Exercise: Search the records for "ratio" and copy each line that holds it.

[Dataset listings of figures]
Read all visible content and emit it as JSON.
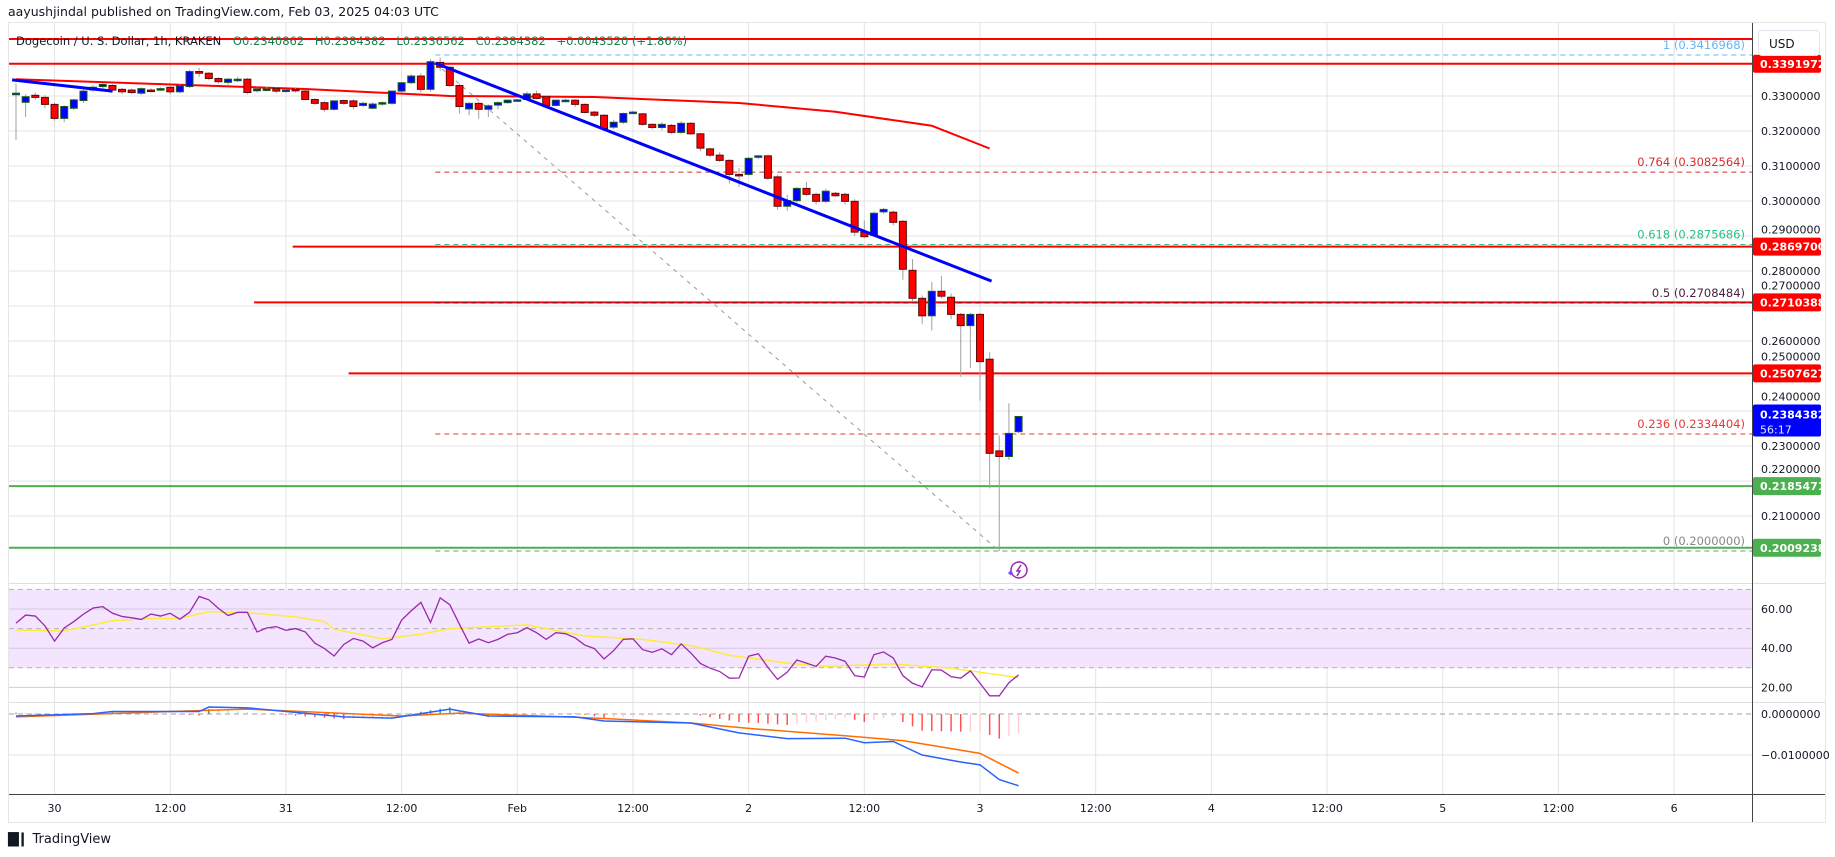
{
  "header": {
    "published": "aayushjindal published on TradingView.com, Feb 03, 2025 04:03 UTC"
  },
  "legend": {
    "symbol": "Dogecoin / U. S. Dollar, 1h, KRAKEN",
    "open": "O0.2340862",
    "high": "H0.2384382",
    "low": "L0.2336562",
    "close": "C0.2384382",
    "change": "+0.0043520 (+1.86%)"
  },
  "currency": "USD",
  "countdown": "56:17",
  "brand": "TradingView",
  "colors": {
    "up_candle": "#0000ff",
    "down_candle": "#ff0000",
    "sma": "#ff0000",
    "trendline": "#0000ff",
    "resistance": "#ff0000",
    "support": "#4caf50",
    "rsi": "#9c27b0",
    "rsi_ma": "#ffeb3b",
    "macd": "#2962ff",
    "signal": "#ff6d00"
  },
  "chart_data": {
    "type": "candlestick",
    "interval": "1h",
    "price_axis": {
      "ticks": [
        "0.3300000",
        "0.3200000",
        "0.3100000",
        "0.3000000",
        "0.2900000",
        "0.2800000",
        "0.2700000",
        "0.2600000",
        "0.2500000",
        "0.2400000",
        "0.2300000",
        "0.2200000",
        "0.2100000"
      ]
    },
    "time_axis": {
      "labels": [
        "30",
        "12:00",
        "31",
        "12:00",
        "Feb",
        "12:00",
        "2",
        "12:00",
        "3",
        "12:00",
        "4",
        "12:00",
        "5",
        "12:00",
        "6"
      ]
    },
    "candles_ohlc": [
      [
        0.3308,
        0.3336,
        0.3175,
        0.3308
      ],
      [
        0.3282,
        0.3305,
        0.324,
        0.3298
      ],
      [
        0.3302,
        0.331,
        0.329,
        0.3296
      ],
      [
        0.3296,
        0.3302,
        0.3265,
        0.3276
      ],
      [
        0.3276,
        0.3282,
        0.323,
        0.3236
      ],
      [
        0.3236,
        0.3274,
        0.3225,
        0.327
      ],
      [
        0.3265,
        0.3292,
        0.326,
        0.3289
      ],
      [
        0.3287,
        0.332,
        0.328,
        0.3314
      ],
      [
        0.3317,
        0.333,
        0.3312,
        0.3325
      ],
      [
        0.3327,
        0.3336,
        0.3322,
        0.3333
      ],
      [
        0.333,
        0.3334,
        0.331,
        0.3317
      ],
      [
        0.3319,
        0.3323,
        0.3305,
        0.3312
      ],
      [
        0.3317,
        0.3321,
        0.3305,
        0.331
      ],
      [
        0.3308,
        0.3325,
        0.3303,
        0.3321
      ],
      [
        0.3317,
        0.3322,
        0.331,
        0.3315
      ],
      [
        0.3319,
        0.3325,
        0.3315,
        0.3321
      ],
      [
        0.3325,
        0.3328,
        0.3305,
        0.3312
      ],
      [
        0.3312,
        0.3333,
        0.3308,
        0.3329
      ],
      [
        0.3327,
        0.3375,
        0.3322,
        0.337
      ],
      [
        0.337,
        0.338,
        0.3355,
        0.3365
      ],
      [
        0.3365,
        0.3368,
        0.3345,
        0.335
      ],
      [
        0.335,
        0.3354,
        0.3335,
        0.3341
      ],
      [
        0.3339,
        0.3352,
        0.3333,
        0.3348
      ],
      [
        0.3348,
        0.3355,
        0.334,
        0.3348
      ],
      [
        0.3348,
        0.3352,
        0.3305,
        0.331
      ],
      [
        0.3315,
        0.3324,
        0.331,
        0.332
      ],
      [
        0.332,
        0.3326,
        0.3314,
        0.332
      ],
      [
        0.3321,
        0.3325,
        0.3308,
        0.3314
      ],
      [
        0.3315,
        0.332,
        0.331,
        0.3317
      ],
      [
        0.3319,
        0.3323,
        0.331,
        0.3315
      ],
      [
        0.3314,
        0.3318,
        0.3288,
        0.329
      ],
      [
        0.329,
        0.3294,
        0.3275,
        0.3279
      ],
      [
        0.3281,
        0.3285,
        0.3255,
        0.3262
      ],
      [
        0.3262,
        0.3288,
        0.3258,
        0.3286
      ],
      [
        0.3287,
        0.329,
        0.3275,
        0.3279
      ],
      [
        0.3286,
        0.329,
        0.3262,
        0.327
      ],
      [
        0.3273,
        0.3284,
        0.3268,
        0.3279
      ],
      [
        0.3265,
        0.3282,
        0.3262,
        0.3277
      ],
      [
        0.3277,
        0.3285,
        0.3272,
        0.3281
      ],
      [
        0.3279,
        0.3316,
        0.3275,
        0.3314
      ],
      [
        0.3314,
        0.334,
        0.331,
        0.3338
      ],
      [
        0.3338,
        0.3362,
        0.3334,
        0.3357
      ],
      [
        0.3357,
        0.3365,
        0.331,
        0.3319
      ],
      [
        0.3319,
        0.3405,
        0.3312,
        0.3398
      ],
      [
        0.3396,
        0.341,
        0.3372,
        0.3382
      ],
      [
        0.3382,
        0.3385,
        0.3325,
        0.333
      ],
      [
        0.333,
        0.3335,
        0.325,
        0.327
      ],
      [
        0.3263,
        0.3282,
        0.3245,
        0.3279
      ],
      [
        0.3279,
        0.3283,
        0.3235,
        0.3262
      ],
      [
        0.3262,
        0.3276,
        0.324,
        0.3272
      ],
      [
        0.3274,
        0.3285,
        0.3262,
        0.3281
      ],
      [
        0.3281,
        0.329,
        0.3278,
        0.3288
      ],
      [
        0.3289,
        0.3292,
        0.3285,
        0.3289
      ],
      [
        0.329,
        0.3312,
        0.3287,
        0.3306
      ],
      [
        0.3306,
        0.3315,
        0.329,
        0.3293
      ],
      [
        0.3298,
        0.33,
        0.3265,
        0.3273
      ],
      [
        0.3273,
        0.329,
        0.327,
        0.3288
      ],
      [
        0.3288,
        0.3292,
        0.3284,
        0.3288
      ],
      [
        0.3288,
        0.329,
        0.3268,
        0.3276
      ],
      [
        0.3276,
        0.3279,
        0.325,
        0.3253
      ],
      [
        0.3254,
        0.3257,
        0.324,
        0.3245
      ],
      [
        0.3245,
        0.3248,
        0.3205,
        0.3207
      ],
      [
        0.3211,
        0.3232,
        0.3205,
        0.3225
      ],
      [
        0.3225,
        0.3253,
        0.322,
        0.325
      ],
      [
        0.3254,
        0.3258,
        0.325,
        0.3254
      ],
      [
        0.3249,
        0.3252,
        0.3215,
        0.3219
      ],
      [
        0.3219,
        0.3222,
        0.3205,
        0.321
      ],
      [
        0.321,
        0.3225,
        0.3202,
        0.3219
      ],
      [
        0.3216,
        0.322,
        0.3192,
        0.3196
      ],
      [
        0.3196,
        0.3228,
        0.3192,
        0.3222
      ],
      [
        0.3222,
        0.3225,
        0.3188,
        0.3192
      ],
      [
        0.3192,
        0.3195,
        0.3142,
        0.3151
      ],
      [
        0.3149,
        0.3152,
        0.3125,
        0.3131
      ],
      [
        0.3131,
        0.314,
        0.3112,
        0.3116
      ],
      [
        0.3116,
        0.312,
        0.305,
        0.3076
      ],
      [
        0.3076,
        0.3095,
        0.304,
        0.3074
      ],
      [
        0.3076,
        0.3126,
        0.3072,
        0.3122
      ],
      [
        0.3125,
        0.3132,
        0.312,
        0.3129
      ],
      [
        0.3129,
        0.3132,
        0.306,
        0.3065
      ],
      [
        0.3069,
        0.3075,
        0.2975,
        0.2985
      ],
      [
        0.2985,
        0.3018,
        0.2972,
        0.3001
      ],
      [
        0.3001,
        0.304,
        0.2995,
        0.3036
      ],
      [
        0.3036,
        0.3055,
        0.3015,
        0.3019
      ],
      [
        0.3019,
        0.3024,
        0.299,
        0.2999
      ],
      [
        0.2999,
        0.3035,
        0.2995,
        0.3028
      ],
      [
        0.3022,
        0.3026,
        0.3012,
        0.3015
      ],
      [
        0.3019,
        0.3024,
        0.299,
        0.2999
      ],
      [
        0.2999,
        0.3005,
        0.29,
        0.2911
      ],
      [
        0.2911,
        0.2944,
        0.2895,
        0.2898
      ],
      [
        0.2902,
        0.297,
        0.2898,
        0.2965
      ],
      [
        0.2969,
        0.298,
        0.2964,
        0.2976
      ],
      [
        0.2968,
        0.2973,
        0.293,
        0.2939
      ],
      [
        0.2942,
        0.2945,
        0.2775,
        0.2805
      ],
      [
        0.2802,
        0.2834,
        0.2712,
        0.2722
      ],
      [
        0.2722,
        0.273,
        0.2649,
        0.2672
      ],
      [
        0.2672,
        0.2769,
        0.263,
        0.2742
      ],
      [
        0.2742,
        0.2786,
        0.2722,
        0.2728
      ],
      [
        0.2725,
        0.2736,
        0.2662,
        0.2676
      ],
      [
        0.2676,
        0.268,
        0.2498,
        0.2644
      ],
      [
        0.2644,
        0.268,
        0.2523,
        0.2676
      ],
      [
        0.2676,
        0.268,
        0.243,
        0.2541
      ],
      [
        0.2548,
        0.2568,
        0.2179,
        0.2279
      ],
      [
        0.2286,
        0.233,
        0.2,
        0.227
      ],
      [
        0.227,
        0.2422,
        0.226,
        0.2336
      ],
      [
        0.2340862,
        0.2384382,
        0.2336562,
        0.2384382
      ]
    ],
    "sma": [
      [
        0,
        0.3348
      ],
      [
        30,
        0.332
      ],
      [
        45,
        0.33
      ],
      [
        60,
        0.3297
      ],
      [
        75,
        0.328
      ],
      [
        85,
        0.3255
      ],
      [
        95,
        0.3215
      ],
      [
        101,
        0.315
      ]
    ],
    "trendlines": [
      {
        "from": [
          43.5,
          0.3394
        ],
        "to": [
          101.2,
          0.2771
        ],
        "color": "#0000ff"
      },
      {
        "from": [
          -0.4,
          0.3346
        ],
        "to": [
          10,
          0.3314
        ],
        "color": "#0000ff"
      }
    ],
    "fib_diagonal": {
      "from": [
        43.5,
        0.3394
      ],
      "to": [
        102,
        0.2
      ]
    },
    "horizontal_levels": [
      {
        "value": 0.3463,
        "color": "#ff0000",
        "start": -1,
        "label": ""
      },
      {
        "value": 0.3391972,
        "color": "#ff0000",
        "start": -1,
        "label": "0.3391972"
      },
      {
        "value": 0.28697,
        "color": "#ff0000",
        "start": 28.7,
        "label": "0.2869700"
      },
      {
        "value": 0.2710388,
        "color": "#ff0000",
        "start": 24.7,
        "label": "0.2710388"
      },
      {
        "value": 0.2507627,
        "color": "#ff0000",
        "start": 34.5,
        "label": "0.2507627"
      },
      {
        "value": 0.2185471,
        "color": "#4caf50",
        "start": -1,
        "label": "0.2185471"
      },
      {
        "value": 0.2009238,
        "color": "#4caf50",
        "start": -1,
        "label": "0.2009238"
      }
    ],
    "fib_levels": [
      {
        "ratio": "1",
        "value": 0.3416968,
        "text": "1 (0.3416968)",
        "color": "#64b5f6"
      },
      {
        "ratio": "0.764",
        "value": 0.3082564,
        "text": "0.764 (0.3082564)",
        "color": "#d32f2f"
      },
      {
        "ratio": "0.618",
        "value": 0.2875686,
        "text": "0.618 (0.2875686)",
        "color": "#26c281"
      },
      {
        "ratio": "0.5",
        "value": 0.2708484,
        "text": "0.5 (0.2708484)",
        "color": "#4a2040"
      },
      {
        "ratio": "0.236",
        "value": 0.2334404,
        "text": "0.236 (0.2334404)",
        "color": "#e53935"
      },
      {
        "ratio": "0",
        "value": 0.2,
        "text": "0 (0.2000000)",
        "color": "#888888"
      }
    ],
    "last_price": {
      "value": 0.2384382,
      "label": "0.2384382",
      "color": "#0000ff"
    },
    "rsi": {
      "ticks": [
        "60.00",
        "40.00",
        "20.00"
      ],
      "band": [
        30,
        70
      ],
      "values": [
        52.8,
        56.9,
        56.4,
        51.4,
        43.6,
        50.3,
        53.6,
        57.4,
        60.5,
        61.2,
        57.9,
        56.2,
        55.5,
        54.7,
        57.4,
        56.4,
        57.8,
        54.8,
        58.3,
        66.4,
        64.7,
        60.3,
        56.7,
        58.3,
        58.3,
        48.3,
        50.3,
        51.0,
        49.1,
        50.0,
        48.3,
        42.6,
        39.8,
        36.0,
        41.9,
        45.0,
        43.6,
        40.2,
        42.8,
        44.5,
        54.3,
        59.1,
        63.4,
        53.1,
        65.7,
        62.2,
        52.2,
        42.6,
        44.7,
        42.8,
        44.5,
        47.1,
        47.9,
        50.5,
        47.9,
        44.5,
        47.9,
        47.4,
        45.3,
        41.6,
        39.8,
        34.5,
        38.8,
        44.5,
        44.8,
        39.3,
        37.9,
        39.7,
        36.7,
        42.2,
        37.6,
        32.2,
        29.8,
        28.1,
        24.7,
        24.8,
        35.9,
        37.2,
        30.2,
        24.1,
        27.8,
        34.0,
        32.4,
        30.7,
        35.9,
        35.0,
        33.3,
        26.0,
        25.3,
        36.7,
        38.1,
        35.0,
        26.0,
        22.1,
        20.3,
        29.0,
        28.8,
        25.5,
        24.7,
        28.4,
        22.1,
        15.7,
        15.7,
        22.4,
        26.4
      ],
      "ma": [
        [
          0,
          49.3
        ],
        [
          5,
          48.8
        ],
        [
          10,
          54
        ],
        [
          14,
          55.2
        ],
        [
          17,
          55.3
        ],
        [
          20,
          58.6
        ],
        [
          24,
          58.1
        ],
        [
          29,
          56
        ],
        [
          32,
          53.6
        ],
        [
          33,
          49.7
        ],
        [
          38,
          44.8
        ],
        [
          42,
          47.1
        ],
        [
          45,
          50
        ],
        [
          53,
          51.9
        ],
        [
          59,
          46.2
        ],
        [
          65,
          44.5
        ],
        [
          70,
          41.4
        ],
        [
          74,
          36.4
        ],
        [
          80,
          32.4
        ],
        [
          84,
          30.7
        ],
        [
          91,
          32
        ],
        [
          97,
          29.8
        ],
        [
          104,
          25
        ]
      ]
    },
    "macd": {
      "ticks": [
        "0.0000000",
        "−0.0100000"
      ],
      "macd_line": [
        [
          0,
          -0.0005
        ],
        [
          8,
          0.0001
        ],
        [
          10,
          0.0006
        ],
        [
          19,
          0.0006
        ],
        [
          20,
          0.0017
        ],
        [
          24,
          0.0015
        ],
        [
          34,
          -0.0007
        ],
        [
          39,
          -0.001
        ],
        [
          45,
          0.0012
        ],
        [
          49,
          -0.0005
        ],
        [
          58,
          -0.0007
        ],
        [
          61,
          -0.0017
        ],
        [
          70,
          -0.0022
        ],
        [
          75,
          -0.0046
        ],
        [
          80,
          -0.006
        ],
        [
          86,
          -0.0059
        ],
        [
          88,
          -0.007
        ],
        [
          91,
          -0.0067
        ],
        [
          94,
          -0.01
        ],
        [
          98,
          -0.0117
        ],
        [
          100,
          -0.0124
        ],
        [
          102,
          -0.016
        ],
        [
          104,
          -0.0175
        ]
      ],
      "signal_line": [
        [
          0,
          -0.0007
        ],
        [
          16,
          0.0006
        ],
        [
          24,
          0.0012
        ],
        [
          40,
          -0.0005
        ],
        [
          46,
          0.0002
        ],
        [
          58,
          -0.0008
        ],
        [
          61,
          -0.0011
        ],
        [
          70,
          -0.0022
        ],
        [
          76,
          -0.0035
        ],
        [
          86,
          -0.0053
        ],
        [
          92,
          -0.0065
        ],
        [
          100,
          -0.0096
        ],
        [
          104,
          -0.0144
        ]
      ]
    }
  }
}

Exercise result:
        "ratio": "1",
        "ratio": "0.764",
        "ratio": "0.618",
        "ratio": "0.5",
        "ratio": "0.236",
        "ratio": "0",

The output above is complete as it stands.